*Records*
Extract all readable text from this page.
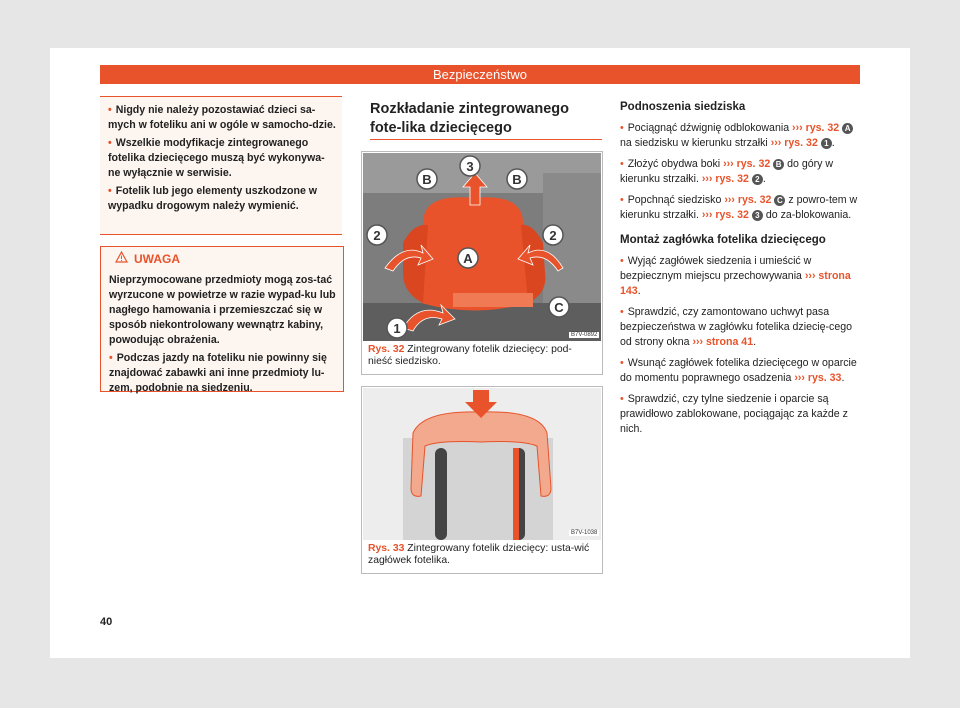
Bezpieczeństwo
• Nigdy nie należy pozostawiać dzieci sa-mych w foteliku ani w ogóle w samocho-dzie.
• Wszelkie modyfikacje zintegrowanego fotelika dziecięcego muszą być wykonywa-ne wyłącznie w serwisie.
• Fotelik lub jego elementy uszkodzone w wypadku drogowym należy wymienić.
UWAGA

Nieprzymocowane przedmioty mogą zos-tać wyrzucone w powietrze w razie wypad-ku lub nagłego hamowania i przemieszczać się w sposób niekontrolowany wewnątrz kabiny, powodując obrażenia.

• Podczas jazdy na foteliku nie powinny się znajdować zabawki ani inne przedmioty lu-zem, podobnie na siedzeniu.
40
Rozkładanie zintegrowanego fote-lika dziecięcego
1
2	2
3
A
B	B
C
B7V-0892
Rys. 32 Zintegrowany fotelik dziecięcy: pod-nieść siedzisko.
B7V-1038
Rys. 33 Zintegrowany fotelik dziecięcy: usta-wić zagłówek fotelika.
Podnoszenia siedziska

• Pociągnąć dźwignię odblokowania ››› rys. 32 A na siedzisku w kierunku strzałki ››› rys. 32 1 .

• Złożyć obydwa boki ››› rys. 32 B do góry w kierunku strzałki. ››› rys. 32 2 .

• Popchnąć siedzisko ››› rys. 32 C z powro-tem w kierunku strzałki. ››› rys. 32 3 do za-blokowania.

Montaż zagłówka fotelika dziecięcego

• Wyjąć zagłówek siedzenia i umieścić w bezpiecznym miejscu przechowywania ››› strona 143.

• Sprawdzić, czy zamontowano uchwyt pasa bezpieczeństwa w zagłówku fotelika dziecię-cego od strony okna ››› strona 41.

• Wsunąć zagłówek fotelika dziecięcego w oparcie do momentu poprawnego osadzenia ››› rys. 33.

• Sprawdzić, czy tylne siedzenie i oparcie są prawidłowo zablokowane, pociągając za każde z nich.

*Written exercise*
Reproduce all of the entries word for word, skipping any pictures they hold.

*Result of the exercise*
Extract all readable text from this page.
Bezpieczeństwo
• Nigdy nie należy pozostawiać dzieci sa-mych w foteliku ani w ogóle w samocho-dzie.
• Wszelkie modyfikacje zintegrowanego fotelika dziecięcego muszą być wykonywa-ne wyłącznie w serwisie.
• Fotelik lub jego elementy uszkodzone w wypadku drogowym należy wymienić.
UWAGA

Nieprzymocowane przedmioty mogą zos-tać wyrzucone w powietrze w razie wypad-ku lub nagłego hamowania i przemieszczać się w sposób niekontrolowany wewnątrz kabiny, powodując obrażenia.

• Podczas jazdy na foteliku nie powinny się znajdować zabawki ani inne przedmioty lu-zem, podobnie na siedzeniu.
40
Rozkładanie zintegrowanego fote-lika dziecięcego
1
2	2
3
A
B	B
C
B7V-0892
Rys. 32 Zintegrowany fotelik dziecięcy: pod-nieść siedzisko.
B7V-1038
Rys. 33 Zintegrowany fotelik dziecięcy: usta-wić zagłówek fotelika.
Podnoszenia siedziska

• Pociągnąć dźwignię odblokowania ››› rys. 32 A na siedzisku w kierunku strzałki ››› rys. 32 1 .

• Złożyć obydwa boki ››› rys. 32 B do góry w kierunku strzałki. ››› rys. 32 2 .

• Popchnąć siedzisko ››› rys. 32 C z powro-tem w kierunku strzałki. ››› rys. 32 3 do za-blokowania.

Montaż zagłówka fotelika dziecięcego

• Wyjąć zagłówek siedzenia i umieścić w bezpiecznym miejscu przechowywania ››› strona 143.

• Sprawdzić, czy zamontowano uchwyt pasa bezpieczeństwa w zagłówku fotelika dziecię-cego od strony okna ››› strona 41.

• Wsunąć zagłówek fotelika dziecięcego w oparcie do momentu poprawnego osadzenia ››› rys. 33.

• Sprawdzić, czy tylne siedzenie i oparcie są prawidłowo zablokowane, pociągając za każde z nich.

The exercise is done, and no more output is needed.